Set problem → Without the pictures, give the entries below again exactly as written.

Exercise inputs →
* * *
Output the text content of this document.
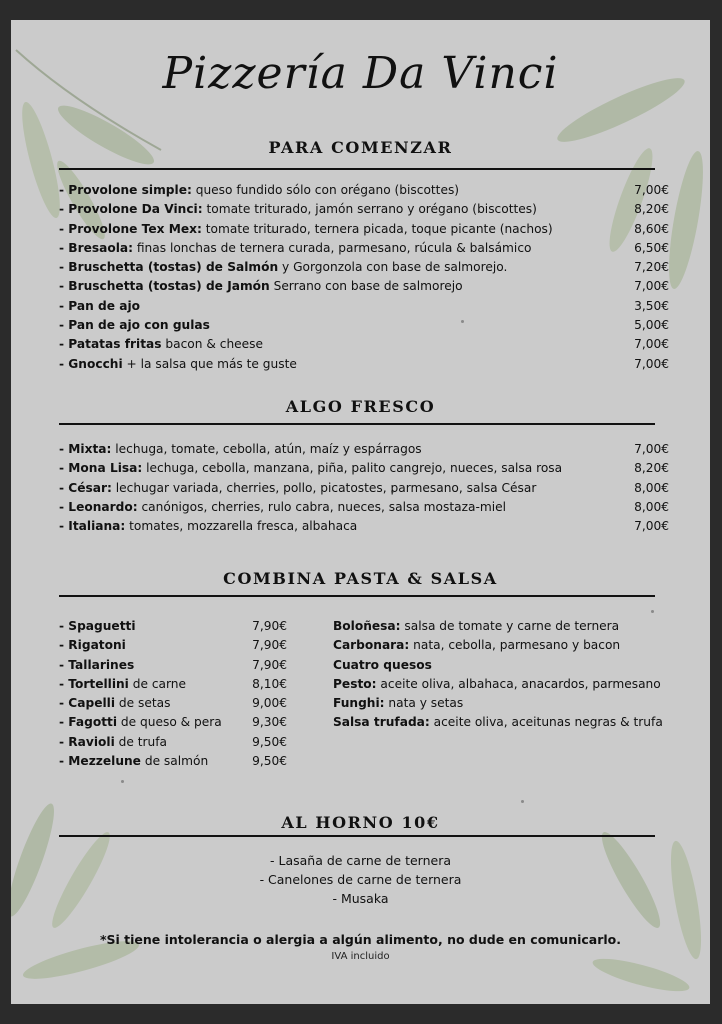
Pizzería Da Vinci
PARA COMENZAR
- Provolone simple: queso fundido sólo con orégano (biscottes)	7,00€
- Provolone Da Vinci: tomate triturado, jamón serrano y orégano (biscottes)	8,20€
- Provolone Tex Mex: tomate triturado, ternera picada, toque picante (nachos)	8,60€
- Bresaola: finas lonchas de ternera curada, parmesano, rúcula & balsámico	6,50€
- Bruschetta (tostas) de Salmón y Gorgonzola con base de salmorejo.	7,20€
- Bruschetta (tostas) de Jamón Serrano con base de salmorejo	7,00€
- Pan de ajo	3,50€
- Pan de ajo con gulas	5,00€
- Patatas fritas bacon & cheese	7,00€
- Gnocchi + la salsa que más te guste	7,00€
ALGO FRESCO
- Mixta: lechuga, tomate, cebolla, atún, maíz y espárragos	7,00€
- Mona Lisa: lechuga, cebolla, manzana, piña, palito cangrejo, nueces, salsa rosa	8,20€
- César: lechugar variada, cherries, pollo, picatostes, parmesano, salsa César	8,00€
- Leonardo: canónigos, cherries, rulo cabra, nueces, salsa mostaza-miel	8,00€
- Italiana: tomates, mozzarella fresca, albahaca	7,00€
COMBINA PASTA & SALSA
- Spaguetti	7,90€
- Rigatoni	7,90€
- Tallarines	7,90€
- Tortellini de carne	8,10€
- Capelli de setas	9,00€
- Fagotti de queso & pera 9,30€
- Ravioli de trufa	9,50€
- Mezzelune de salmón	9,50€
Boloñesa: salsa de tomate y carne de ternera
Carbonara: nata, cebolla, parmesano y bacon
Cuatro quesos
Pesto: aceite oliva, albahaca, anacardos, parmesano
Funghi: nata y setas
Salsa trufada: aceite oliva, aceitunas negras & trufa
AL HORNO 10€
- Lasaña de carne de ternera
- Canelones de carne de ternera
- Musaka
*Si tiene intolerancia o alergia a algún alimento, no dude en comunicarlo.
IVA incluido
* * *
Solution to this task →
Output the text content of this document.
Pizzería Da Vinci
PARA COMENZAR
- Provolone simple: queso fundido sólo con orégano (biscottes)	7,00€
- Provolone Da Vinci: tomate triturado, jamón serrano y orégano (biscottes)	8,20€
- Provolone Tex Mex: tomate triturado, ternera picada, toque picante (nachos)	8,60€
- Bresaola: finas lonchas de ternera curada, parmesano, rúcula & balsámico	6,50€
- Bruschetta (tostas) de Salmón y Gorgonzola con base de salmorejo.	7,20€
- Bruschetta (tostas) de Jamón Serrano con base de salmorejo	7,00€
- Pan de ajo	3,50€
- Pan de ajo con gulas	5,00€
- Patatas fritas bacon & cheese	7,00€
- Gnocchi + la salsa que más te guste	7,00€
ALGO FRESCO
- Mixta: lechuga, tomate, cebolla, atún, maíz y espárragos	7,00€
- Mona Lisa: lechuga, cebolla, manzana, piña, palito cangrejo, nueces, salsa rosa	8,20€
- César: lechugar variada, cherries, pollo, picatostes, parmesano, salsa César	8,00€
- Leonardo: canónigos, cherries, rulo cabra, nueces, salsa mostaza-miel	8,00€
- Italiana: tomates, mozzarella fresca, albahaca	7,00€
COMBINA PASTA & SALSA
- Spaguetti	7,90€
- Rigatoni	7,90€
- Tallarines	7,90€
- Tortellini de carne	8,10€
- Capelli de setas	9,00€
- Fagotti de queso & pera 9,30€
- Ravioli de trufa	9,50€
- Mezzelune de salmón	9,50€
Boloñesa: salsa de tomate y carne de ternera
Carbonara: nata, cebolla, parmesano y bacon
Cuatro quesos
Pesto: aceite oliva, albahaca, anacardos, parmesano
Funghi: nata y setas
Salsa trufada: aceite oliva, aceitunas negras & trufa
AL HORNO 10€
- Lasaña de carne de ternera
- Canelones de carne de ternera
- Musaka
*Si tiene intolerancia o alergia a algún alimento, no dude en comunicarlo.
IVA incluido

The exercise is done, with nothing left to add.